Data section.
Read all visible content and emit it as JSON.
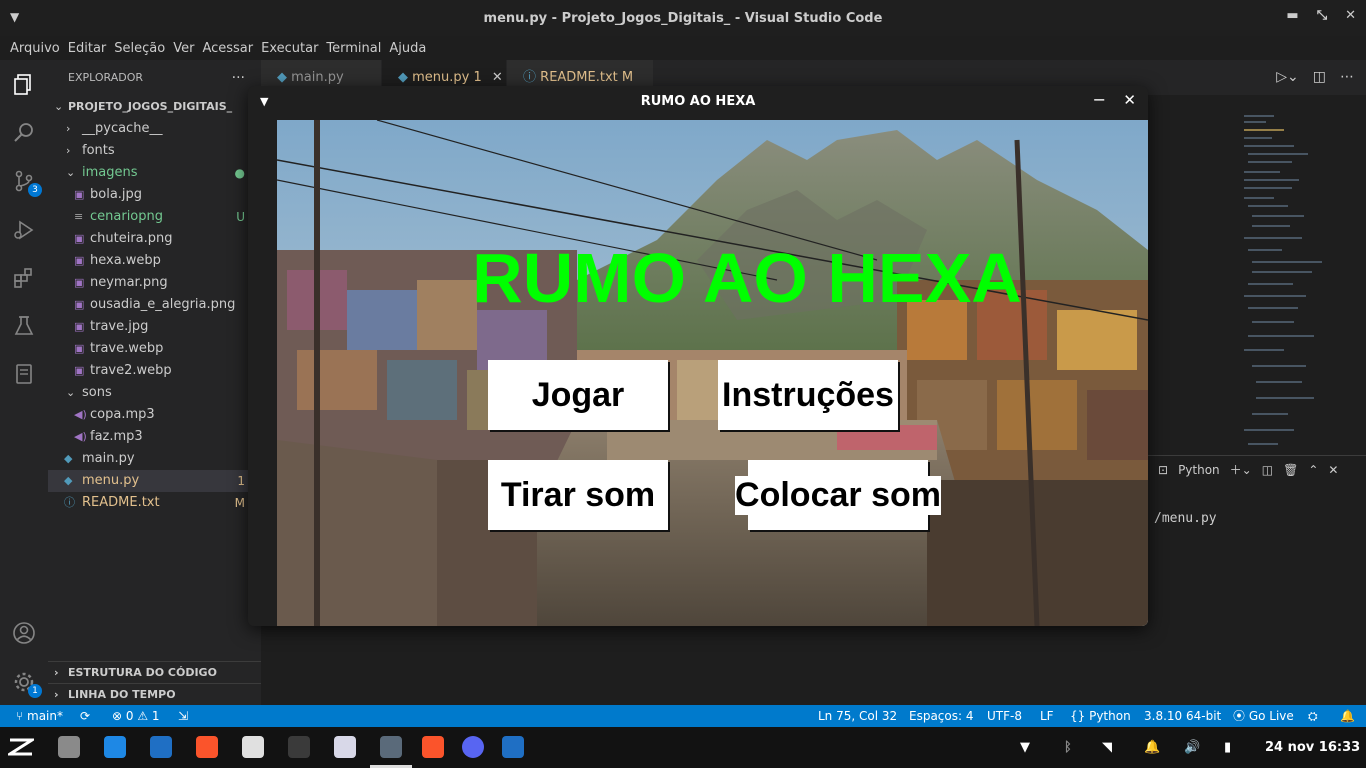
{
  "window": {
    "title": "menu.py - Projeto_Jogos_Digitais_ - Visual Studio Code"
  },
  "menu": [
    "Arquivo",
    "Editar",
    "Seleção",
    "Ver",
    "Acessar",
    "Executar",
    "Terminal",
    "Ajuda"
  ],
  "activity": {
    "scm_badge": "3",
    "settings_badge": "1"
  },
  "explorer": {
    "title": "EXPLORADOR",
    "more": "...",
    "project": "PROJETO_JOGOS_DIGITAIS_",
    "items": [
      {
        "label": "__pycache__",
        "type": "folder",
        "status": ""
      },
      {
        "label": "fonts",
        "type": "folder",
        "status": ""
      },
      {
        "label": "imagens",
        "type": "folder-open",
        "status": ""
      },
      {
        "label": "bola.jpg",
        "type": "image",
        "status": ""
      },
      {
        "label": "cenariopng",
        "type": "file",
        "status": "U"
      },
      {
        "label": "chuteira.png",
        "type": "image",
        "status": ""
      },
      {
        "label": "hexa.webp",
        "type": "image",
        "status": ""
      },
      {
        "label": "neymar.png",
        "type": "image",
        "status": ""
      },
      {
        "label": "ousadia_e_alegria.png",
        "type": "image",
        "status": ""
      },
      {
        "label": "trave.jpg",
        "type": "image",
        "status": ""
      },
      {
        "label": "trave.webp",
        "type": "image",
        "status": ""
      },
      {
        "label": "trave2.webp",
        "type": "image",
        "status": ""
      },
      {
        "label": "sons",
        "type": "folder-open",
        "status": ""
      },
      {
        "label": "copa.mp3",
        "type": "audio",
        "status": ""
      },
      {
        "label": "faz.mp3",
        "type": "audio",
        "status": ""
      },
      {
        "label": "main.py",
        "type": "python",
        "status": ""
      },
      {
        "label": "menu.py",
        "type": "python",
        "status": "1"
      },
      {
        "label": "README.txt",
        "type": "info",
        "status": "M"
      }
    ],
    "outline": "ESTRUTURA DO CÓDIGO",
    "timeline": "LINHA DO TEMPO"
  },
  "tabs": [
    {
      "label": "main.py",
      "badge": ""
    },
    {
      "label": "menu.py",
      "badge": "1"
    },
    {
      "label": "README.txt",
      "badge": "M"
    }
  ],
  "terminal": {
    "shell": "Python",
    "text": "/menu.py"
  },
  "game": {
    "window_title": "RUMO AO HEXA",
    "title": "RUMO AO HEXA",
    "buttons": {
      "play": "Jogar",
      "instructions": "Instruções",
      "mute": "Tirar som",
      "unmute": "Colocar som"
    },
    "title_color": "#00ff00"
  },
  "status": {
    "branch": "main*",
    "errors": "0",
    "warnings": "1",
    "position": "Ln 75, Col 32",
    "spaces": "Espaços: 4",
    "encoding": "UTF-8",
    "eol": "LF",
    "language": "Python",
    "interpreter": "3.8.10 64-bit",
    "live": "Go Live"
  },
  "taskbar": {
    "datetime": "24 nov 16:33"
  },
  "colors": {
    "accent": "#007acc",
    "modified": "#e2c08d",
    "untracked": "#73c991",
    "folder_chevron": "#cccccc"
  }
}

Written instruction. For each line in the data above that contains the string "RUMO", extract the line.

Full response.
    "window_title": "RUMO AO HEXA",
    "title": "RUMO AO HEXA",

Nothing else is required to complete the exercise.